Records that describe figures
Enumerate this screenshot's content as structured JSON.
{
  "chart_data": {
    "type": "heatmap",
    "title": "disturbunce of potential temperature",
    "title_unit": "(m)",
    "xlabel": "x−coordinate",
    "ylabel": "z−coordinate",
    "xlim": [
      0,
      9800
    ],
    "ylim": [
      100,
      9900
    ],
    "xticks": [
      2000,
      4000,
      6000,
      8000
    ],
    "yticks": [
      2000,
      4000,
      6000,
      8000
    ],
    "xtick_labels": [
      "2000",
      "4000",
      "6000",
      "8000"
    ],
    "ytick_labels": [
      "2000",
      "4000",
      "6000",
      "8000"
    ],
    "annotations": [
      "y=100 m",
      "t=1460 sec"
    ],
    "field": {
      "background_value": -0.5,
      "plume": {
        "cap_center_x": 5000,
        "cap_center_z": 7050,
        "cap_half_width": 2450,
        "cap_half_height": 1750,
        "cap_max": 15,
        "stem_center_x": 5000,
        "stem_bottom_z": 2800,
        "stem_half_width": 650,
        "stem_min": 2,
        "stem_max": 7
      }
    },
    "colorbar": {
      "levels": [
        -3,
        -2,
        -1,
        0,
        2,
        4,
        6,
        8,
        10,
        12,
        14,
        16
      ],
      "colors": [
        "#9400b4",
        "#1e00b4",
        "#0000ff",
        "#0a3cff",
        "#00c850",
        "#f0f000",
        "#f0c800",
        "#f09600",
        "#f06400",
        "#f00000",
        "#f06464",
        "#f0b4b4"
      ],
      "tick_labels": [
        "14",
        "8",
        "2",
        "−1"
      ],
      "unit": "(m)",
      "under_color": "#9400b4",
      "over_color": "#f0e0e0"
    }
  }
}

## GOAL
Scan the records above for the string "coordinate", then select every line that holds it.

## WRITTEN REPLY
    "xlabel": "x−coordinate",
    "ylabel": "z−coordinate",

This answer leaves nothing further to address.